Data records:
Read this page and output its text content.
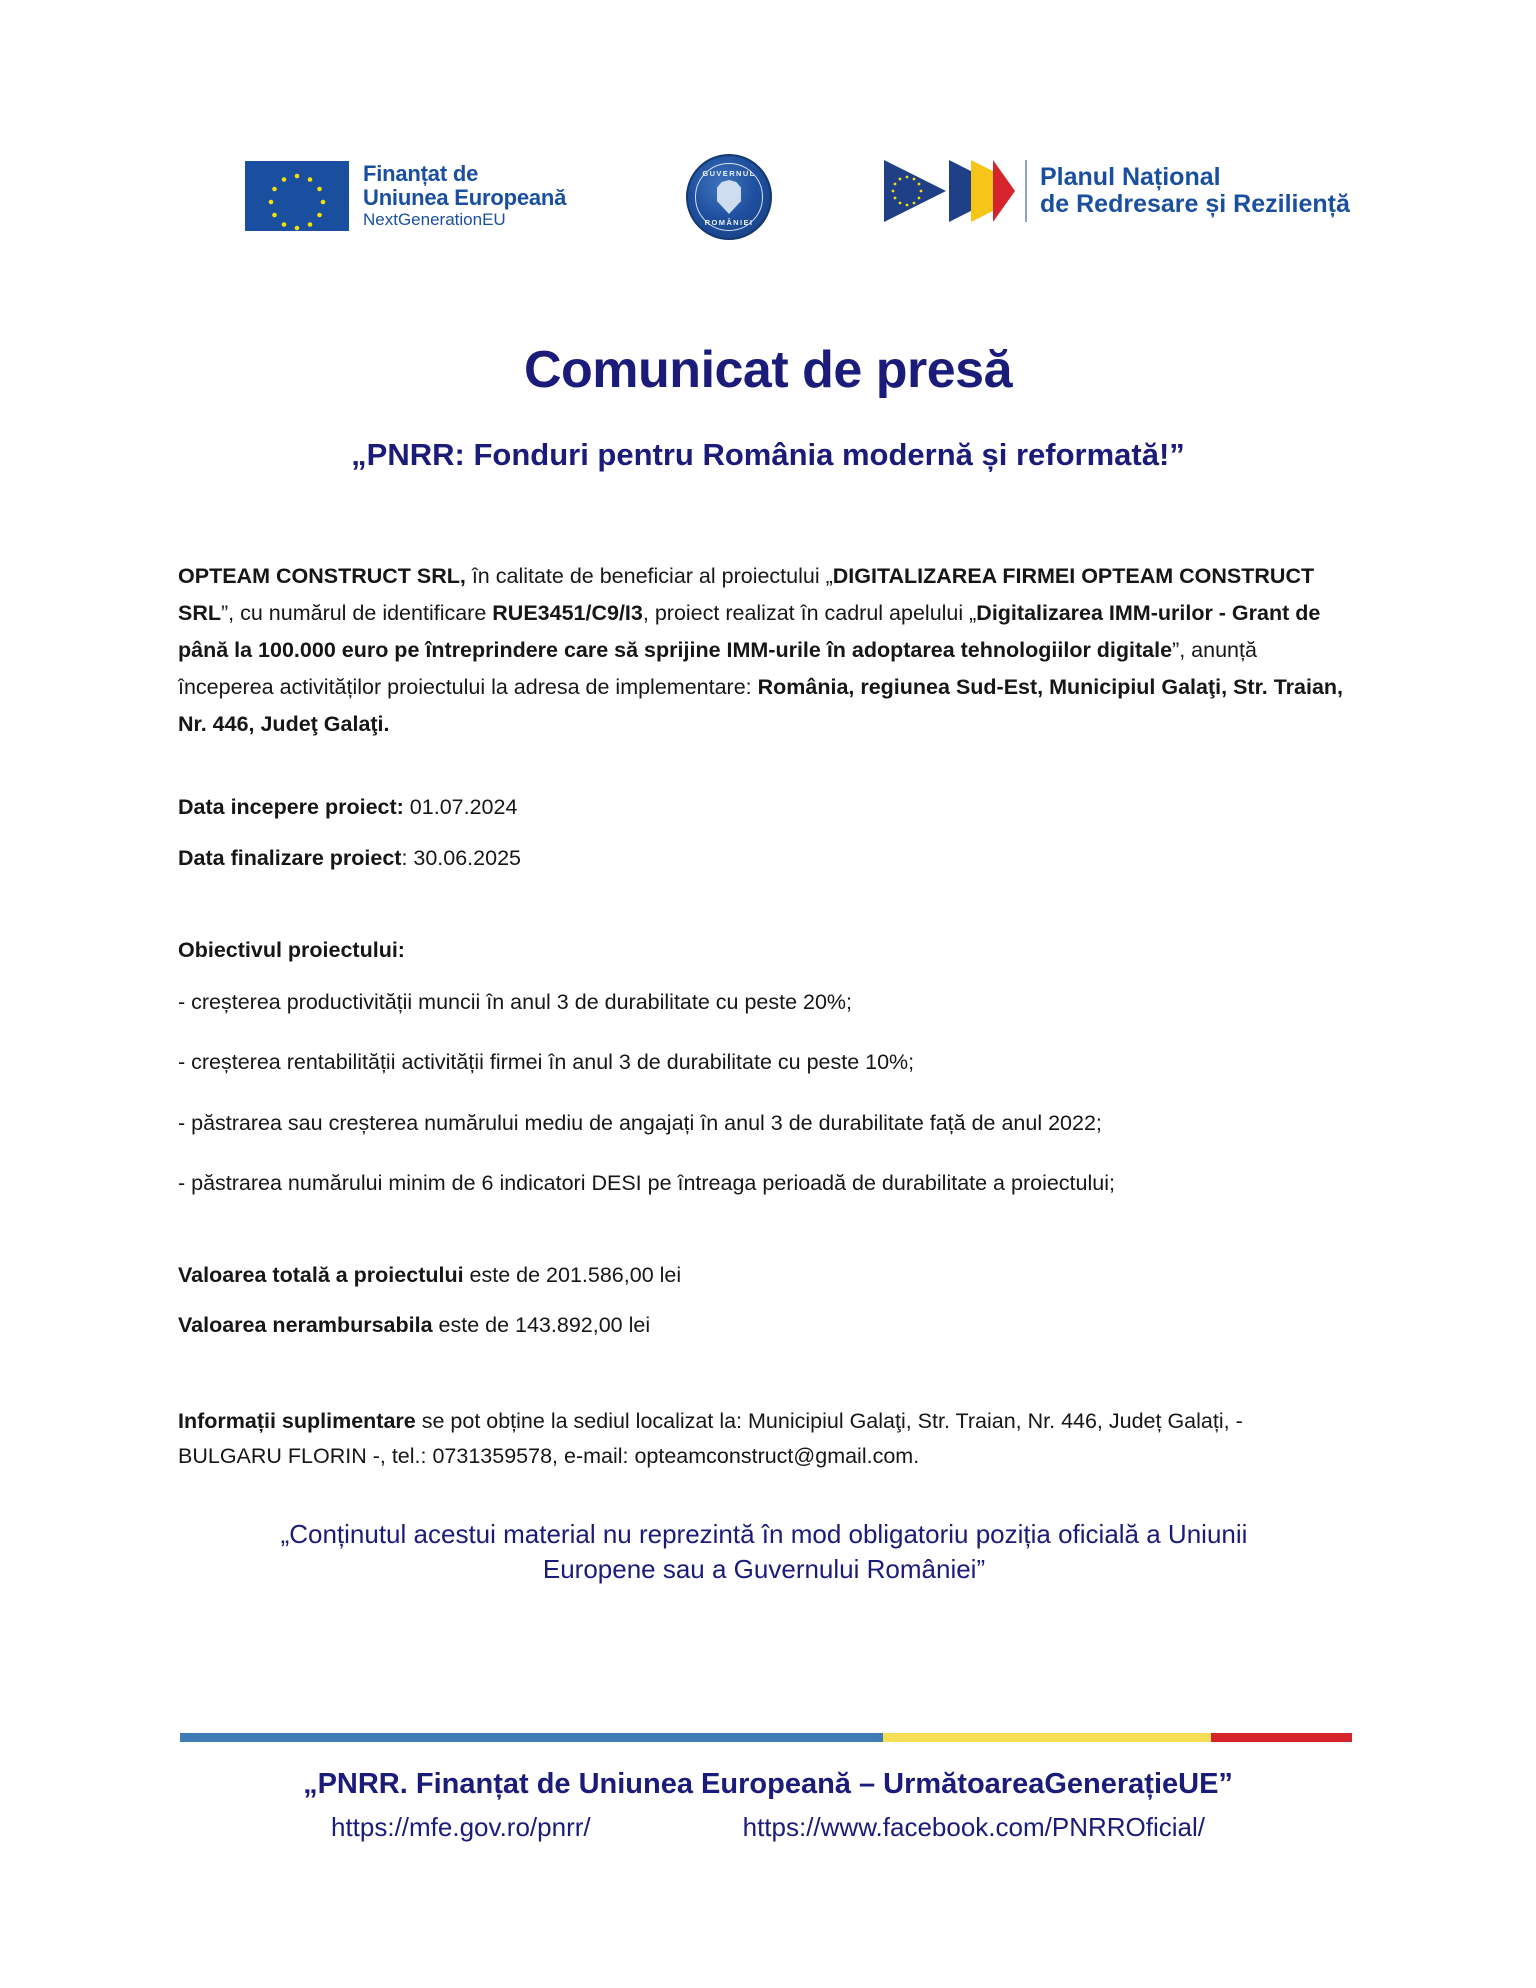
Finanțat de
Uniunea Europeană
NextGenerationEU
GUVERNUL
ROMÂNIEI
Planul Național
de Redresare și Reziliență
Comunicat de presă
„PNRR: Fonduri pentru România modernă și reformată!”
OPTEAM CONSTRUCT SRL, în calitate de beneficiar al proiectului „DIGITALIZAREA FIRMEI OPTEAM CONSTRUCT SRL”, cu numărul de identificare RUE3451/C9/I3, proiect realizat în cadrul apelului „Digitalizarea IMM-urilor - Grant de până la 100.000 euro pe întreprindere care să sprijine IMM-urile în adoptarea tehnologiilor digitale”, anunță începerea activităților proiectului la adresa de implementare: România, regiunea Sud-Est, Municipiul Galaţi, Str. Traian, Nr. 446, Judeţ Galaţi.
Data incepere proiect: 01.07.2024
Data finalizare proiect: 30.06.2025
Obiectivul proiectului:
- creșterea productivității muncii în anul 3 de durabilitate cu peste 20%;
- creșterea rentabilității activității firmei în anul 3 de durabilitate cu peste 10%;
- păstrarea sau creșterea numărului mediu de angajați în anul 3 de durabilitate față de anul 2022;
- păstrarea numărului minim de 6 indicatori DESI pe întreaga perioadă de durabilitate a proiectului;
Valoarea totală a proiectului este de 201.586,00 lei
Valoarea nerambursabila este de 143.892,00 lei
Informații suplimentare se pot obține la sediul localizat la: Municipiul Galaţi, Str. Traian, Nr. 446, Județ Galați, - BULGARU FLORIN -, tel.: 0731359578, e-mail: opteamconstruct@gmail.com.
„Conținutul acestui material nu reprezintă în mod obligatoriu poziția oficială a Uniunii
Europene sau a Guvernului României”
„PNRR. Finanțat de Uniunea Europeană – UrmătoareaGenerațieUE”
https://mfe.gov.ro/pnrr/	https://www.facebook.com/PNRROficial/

==

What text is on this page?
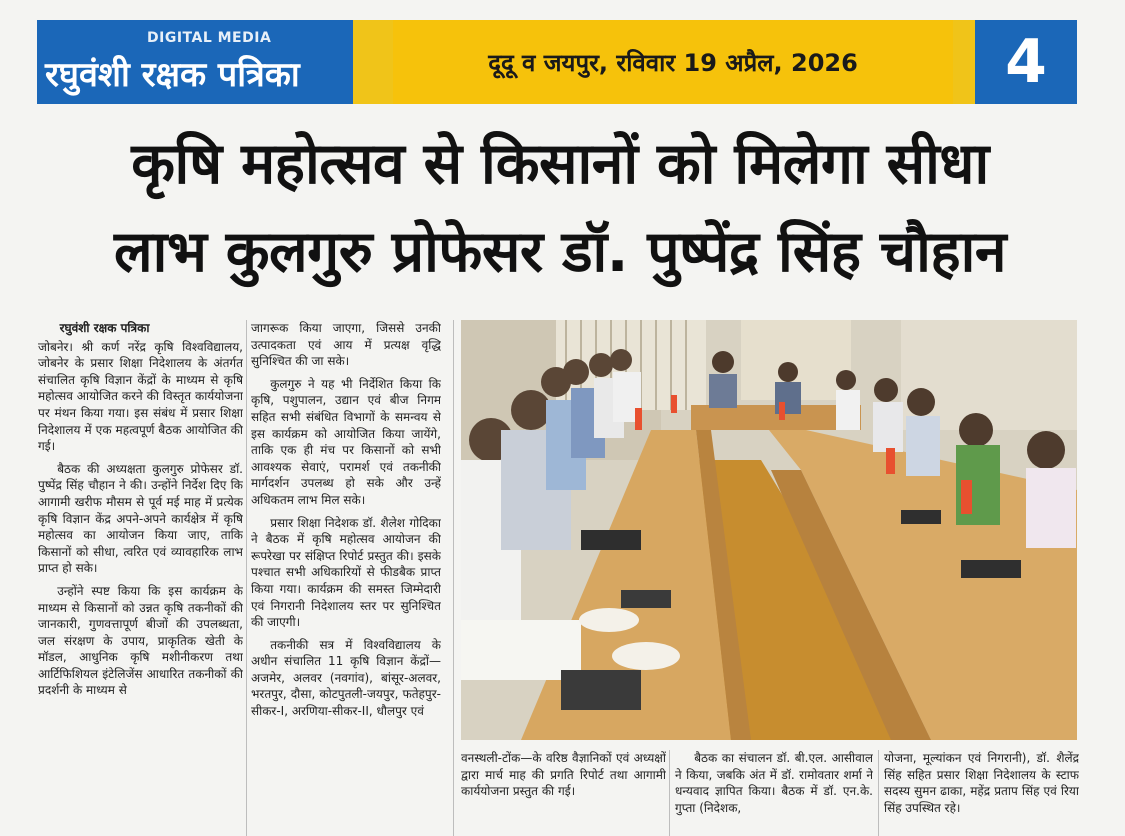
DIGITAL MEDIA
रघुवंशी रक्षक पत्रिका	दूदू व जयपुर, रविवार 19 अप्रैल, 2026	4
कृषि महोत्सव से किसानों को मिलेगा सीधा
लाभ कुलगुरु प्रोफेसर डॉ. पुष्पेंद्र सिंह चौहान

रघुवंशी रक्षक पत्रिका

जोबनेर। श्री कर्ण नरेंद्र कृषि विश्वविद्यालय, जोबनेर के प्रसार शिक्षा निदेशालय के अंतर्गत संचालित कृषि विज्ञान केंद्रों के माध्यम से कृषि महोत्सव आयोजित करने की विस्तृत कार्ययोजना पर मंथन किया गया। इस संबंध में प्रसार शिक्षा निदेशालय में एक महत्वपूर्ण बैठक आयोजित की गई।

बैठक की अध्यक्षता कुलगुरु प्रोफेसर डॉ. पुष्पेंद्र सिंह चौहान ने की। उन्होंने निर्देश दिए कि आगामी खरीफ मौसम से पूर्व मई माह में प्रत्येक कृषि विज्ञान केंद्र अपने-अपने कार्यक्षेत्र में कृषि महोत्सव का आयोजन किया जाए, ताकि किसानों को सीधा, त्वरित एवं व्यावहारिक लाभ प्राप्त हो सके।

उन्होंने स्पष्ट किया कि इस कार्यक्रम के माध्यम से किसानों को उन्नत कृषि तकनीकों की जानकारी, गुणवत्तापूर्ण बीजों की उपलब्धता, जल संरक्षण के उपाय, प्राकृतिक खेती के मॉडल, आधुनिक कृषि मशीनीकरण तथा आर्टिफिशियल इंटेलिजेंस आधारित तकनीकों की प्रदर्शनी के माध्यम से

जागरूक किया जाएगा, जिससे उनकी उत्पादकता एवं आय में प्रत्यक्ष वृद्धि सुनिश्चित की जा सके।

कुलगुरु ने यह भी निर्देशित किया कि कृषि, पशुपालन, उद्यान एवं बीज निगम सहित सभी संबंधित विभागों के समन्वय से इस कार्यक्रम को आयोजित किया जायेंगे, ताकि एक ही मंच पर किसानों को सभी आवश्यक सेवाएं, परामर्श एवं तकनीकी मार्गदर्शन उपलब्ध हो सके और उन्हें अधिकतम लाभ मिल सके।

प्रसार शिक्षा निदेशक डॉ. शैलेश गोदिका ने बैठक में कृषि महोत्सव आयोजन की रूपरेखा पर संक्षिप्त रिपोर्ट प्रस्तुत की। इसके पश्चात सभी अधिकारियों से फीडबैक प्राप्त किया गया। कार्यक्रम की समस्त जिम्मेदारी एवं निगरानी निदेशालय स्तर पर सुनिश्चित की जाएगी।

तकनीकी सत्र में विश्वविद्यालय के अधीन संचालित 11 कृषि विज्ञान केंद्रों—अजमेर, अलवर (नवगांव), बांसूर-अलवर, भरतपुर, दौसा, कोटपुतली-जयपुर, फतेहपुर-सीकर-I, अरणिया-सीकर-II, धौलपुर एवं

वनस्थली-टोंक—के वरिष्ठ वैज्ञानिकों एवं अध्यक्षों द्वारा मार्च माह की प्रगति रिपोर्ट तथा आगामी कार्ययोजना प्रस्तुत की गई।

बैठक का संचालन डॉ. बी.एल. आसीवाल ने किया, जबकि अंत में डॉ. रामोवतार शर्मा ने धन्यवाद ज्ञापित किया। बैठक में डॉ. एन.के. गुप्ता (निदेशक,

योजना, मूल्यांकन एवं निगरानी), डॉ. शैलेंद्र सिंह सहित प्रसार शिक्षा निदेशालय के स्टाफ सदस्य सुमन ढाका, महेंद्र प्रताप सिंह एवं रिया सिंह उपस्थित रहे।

==

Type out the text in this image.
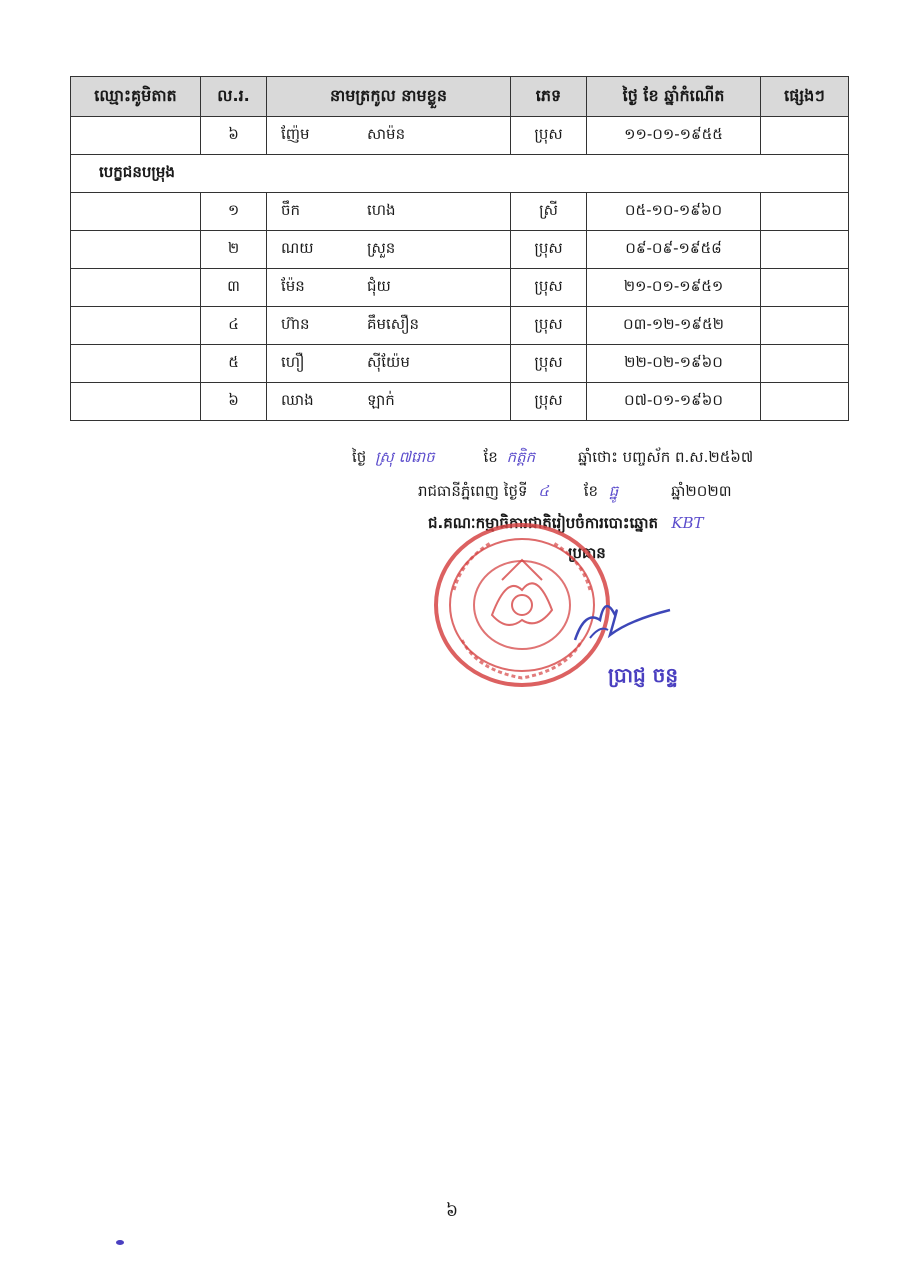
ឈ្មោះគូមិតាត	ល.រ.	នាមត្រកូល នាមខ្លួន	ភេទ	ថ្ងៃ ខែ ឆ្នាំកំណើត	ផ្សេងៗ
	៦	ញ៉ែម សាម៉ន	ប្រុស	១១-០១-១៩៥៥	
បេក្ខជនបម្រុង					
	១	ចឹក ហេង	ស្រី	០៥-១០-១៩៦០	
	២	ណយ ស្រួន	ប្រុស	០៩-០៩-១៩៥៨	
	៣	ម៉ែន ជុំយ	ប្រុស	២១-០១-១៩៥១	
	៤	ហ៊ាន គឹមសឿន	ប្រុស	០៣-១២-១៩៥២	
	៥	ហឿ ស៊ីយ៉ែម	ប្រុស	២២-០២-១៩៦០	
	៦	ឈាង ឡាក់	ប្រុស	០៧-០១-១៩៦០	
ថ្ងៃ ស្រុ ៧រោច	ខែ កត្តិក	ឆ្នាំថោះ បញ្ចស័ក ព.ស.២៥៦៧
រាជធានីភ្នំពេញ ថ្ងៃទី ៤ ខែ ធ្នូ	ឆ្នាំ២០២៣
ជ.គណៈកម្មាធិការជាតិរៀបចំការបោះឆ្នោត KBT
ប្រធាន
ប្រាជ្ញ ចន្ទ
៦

■ **EXERCISE TASK**:
Pick out all lines from the data above in which the word "text" appears.

■ **FINAL ANSWER**:
Read this page and output its text content.
What text is on this page?
Type out the text in this image.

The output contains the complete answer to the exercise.